Pick up the passage about keeping a public blog and continue it from its final sentence.
━━ SELECTED TEXT ━━
It never used to matter that my blog was public because it never really came back to me. Now I feel very exposed and vulnerable, afraid that anything I publish will be read by my office-mates, the lady at the reception desk with the super-cute scarf, my Operations Director, my Senior Pastor. To be clear, I'm a huge fan of accountability and I firmly believe that it is a crucial element of effective discipleship, but I would argue that it is most effective, powerful and appropriate within the confines of a small group or friendship where trust has been built and nourished, where grace is allowed to flourish.
If there's one thing I've learned in my years of blogging, it's that grace is often scarce on the Internet.
There are also amazing, supportive communities that shower you with grace (I'm looking at you, Thrive Moms and She Reads Truth), but I think we can all agree that the comments from the notorious Anonymous can be incredibly dangerous and hurtful. I once came very close to deleting my blog because someone told me I should give my kids up for adoption because I was a terrible mother and they'd be better off with someone else.
━━━
━━ RAW RECORDS ━━
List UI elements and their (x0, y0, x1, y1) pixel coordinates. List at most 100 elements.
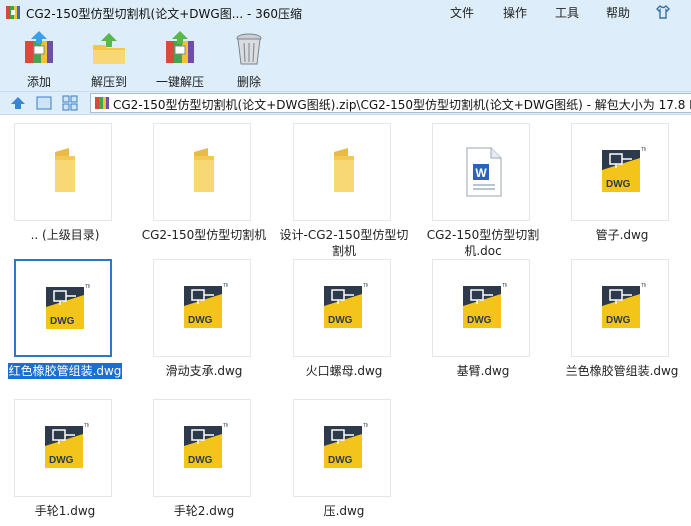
file-name-text: 手轮2.dwg (173, 504, 235, 518)
thumbnail-frame[interactable]: TM DWG (293, 259, 391, 357)
file-name-text: 压.dwg (323, 504, 365, 518)
title-bar: CG2-150型仿型切割机(论文+DWG图... - 360压缩 文件 操作 工… (0, 0, 691, 25)
dwg-file-icon: TM DWG (46, 284, 92, 329)
dwg-file-icon: TM DWG (602, 283, 648, 328)
thumbnail-frame[interactable]: TM DWG (153, 399, 251, 497)
file-name-text: 设计-CG2-150型仿型切割机 (279, 228, 409, 258)
file-name: 设计-CG2-150型仿型切割机 (279, 227, 409, 259)
svg-text:DWG: DWG (49, 455, 74, 466)
file-name-text: .. (上级目录) (30, 228, 100, 242)
dwg-file-icon: TM DWG (463, 283, 509, 328)
menu-help[interactable]: 帮助 (606, 4, 630, 21)
file-name-text: CG2-150型仿型切割机.doc (426, 228, 540, 258)
path-text: CG2-150型仿型切割机(论文+DWG图纸).zip\CG2-150型仿型切割… (113, 98, 691, 112)
add-button[interactable]: 添加 (16, 29, 62, 89)
folder-icon (334, 148, 354, 192)
file-name-text: 红色橡胶管组装.dwg (7, 363, 123, 379)
icon-wrapper (41, 146, 89, 198)
window-title: CG2-150型仿型切割机(论文+DWG图... - 360压缩 (26, 7, 302, 21)
menu-file[interactable]: 文件 (450, 4, 474, 21)
add-label: 添加 (26, 75, 51, 89)
file-name: CG2-150型仿型切割机.doc (418, 227, 548, 259)
svg-text:DWG: DWG (188, 315, 213, 326)
svg-text:TM: TM (641, 283, 646, 289)
svg-text:DWG: DWG (606, 315, 631, 326)
add-archive-icon (25, 31, 53, 63)
delete-label: 删除 (236, 75, 261, 89)
svg-text:TM: TM (641, 147, 646, 153)
file-name: .. (上级目录) (0, 227, 130, 243)
file-name-text: 火口螺母.dwg (305, 364, 383, 378)
file-name: 兰色橡胶管组装.dwg (557, 363, 687, 379)
thumbnail-frame[interactable]: TM DWG (571, 123, 669, 221)
dwg-file-icon: TM DWG (45, 423, 91, 468)
up-arrow-icon[interactable] (10, 95, 26, 111)
file-name: 滑动支承.dwg (139, 363, 269, 379)
svg-text:DWG: DWG (188, 455, 213, 466)
file-name: 基臂.dwg (418, 363, 548, 379)
extract-to-label: 解压到 (90, 75, 127, 89)
dwg-file-icon: TM DWG (324, 423, 370, 468)
archive-app-icon (6, 6, 20, 19)
svg-text:DWG: DWG (467, 315, 492, 326)
file-name-text: 滑动支承.dwg (165, 364, 243, 378)
file-name: 红色橡胶管组装.dwg (0, 363, 130, 379)
svg-text:DWG: DWG (606, 179, 631, 190)
svg-text:TM: TM (84, 423, 89, 429)
file-name: 管子.dwg (557, 227, 687, 243)
icon-wrapper: TM DWG (180, 422, 230, 474)
toolbar: 添加 解压到 一键解压 删除 (0, 25, 691, 92)
svg-text:DWG: DWG (328, 315, 353, 326)
svg-text:TM: TM (85, 284, 90, 290)
icon-wrapper: TM DWG (459, 282, 509, 334)
path-field[interactable]: CG2-150型仿型切割机(论文+DWG图纸).zip\CG2-150型仿型切割… (90, 93, 691, 113)
file-name: 压.dwg (279, 503, 409, 519)
dwg-file-icon: TM DWG (602, 147, 648, 192)
icon-wrapper: TM DWG (320, 282, 370, 334)
thumbnail-frame[interactable]: TM DWG (14, 259, 112, 357)
thumbnail-frame[interactable]: TM DWG (14, 399, 112, 497)
icon-wrapper: TM DWG (180, 282, 230, 334)
one-click-extract-button[interactable]: 一键解压 (152, 29, 208, 89)
archive-path-icon (95, 97, 109, 109)
menu-operate[interactable]: 操作 (503, 4, 527, 21)
trash-icon (236, 33, 262, 65)
thumbnail-frame[interactable] (153, 123, 251, 221)
thumbnail-frame[interactable]: TM DWG (153, 259, 251, 357)
thumbnail-frame[interactable] (14, 123, 112, 221)
skin-shirt-icon[interactable] (655, 4, 671, 20)
icon-wrapper: TM DWG (320, 422, 370, 474)
thumbnail-frame[interactable]: TM DWG (293, 399, 391, 497)
icon-wrapper: TM DWG (41, 422, 91, 474)
one-click-extract-label: 一键解压 (155, 75, 204, 89)
svg-text:TM: TM (363, 423, 368, 429)
svg-text:TM: TM (363, 283, 368, 289)
delete-button[interactable]: 删除 (226, 29, 272, 89)
file-name-text: 兰色橡胶管组装.dwg (565, 364, 679, 378)
file-name: 手轮2.dwg (139, 503, 269, 519)
file-name: 手轮1.dwg (0, 503, 130, 519)
thumbnail-frame[interactable]: TM DWG (432, 259, 530, 357)
svg-text:TM: TM (223, 283, 228, 289)
dwg-file-icon: TM DWG (184, 283, 230, 328)
icon-wrapper: W (459, 146, 507, 198)
extract-folder-icon (93, 33, 125, 64)
thumbnail-frame[interactable] (293, 123, 391, 221)
svg-text:TM: TM (223, 423, 228, 429)
dwg-file-icon: TM DWG (184, 423, 230, 468)
file-name: CG2-150型仿型切割机 (139, 227, 269, 243)
file-name-text: 管子.dwg (595, 228, 649, 242)
one-click-extract-icon (166, 31, 194, 63)
extract-to-button[interactable]: 解压到 (86, 29, 132, 89)
menu-tools[interactable]: 工具 (555, 4, 579, 21)
folder-icon (194, 148, 214, 192)
thumbnail-frame[interactable]: W (432, 123, 530, 221)
thumbnail-frame[interactable]: TM DWG (571, 259, 669, 357)
icon-wrapper: TM DWG (42, 283, 92, 335)
icon-wrapper: TM DWG (598, 282, 648, 334)
icon-wrapper: TM DWG (598, 146, 648, 198)
small-icons-view-icon[interactable] (62, 95, 78, 111)
dwg-file-icon: TM DWG (324, 283, 370, 328)
address-bar: CG2-150型仿型切割机(论文+DWG图纸).zip\CG2-150型仿型切割… (0, 92, 691, 115)
large-icons-view-icon[interactable] (36, 95, 52, 111)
━━━
* [FINAL RESULT]:
I am not ashamed of my brokenness and failures. In fact, I have come to the place where I actually boast about them because it makes the gospel that much more personal and powerful. But am I really ready to get back to a place where I am clicking "Publish" every time I put the struggles of my heart into words?
Maybe I don't want to risk the sideways glances, the concerned emails, the seemingly harmless conversations that begin with, "So....I read your blog...."
It's a lot of pressure. That kind of pressure is turning something that used to be an escape into something that looks more like a snare. I don't want to just pick and choose and only blog the pretty things because I don't think that's authentic and it's just not the kind of blogger I am.
Successful bloggers are concerned with followers, affiliate numbers, traffic, sponsors, advertisers and networking. There are so many bloggers that I admire, that are amazing writers, that have the kind of blog that makes me wonder why I can't be more like that. I've tried and tried for six years to become that person and I just can't do it.
So maybe I just need to not be a blogger anymore.
Maybe I need to just cast off this fear once and for all and just become a WRITER.
Whatever that looks like.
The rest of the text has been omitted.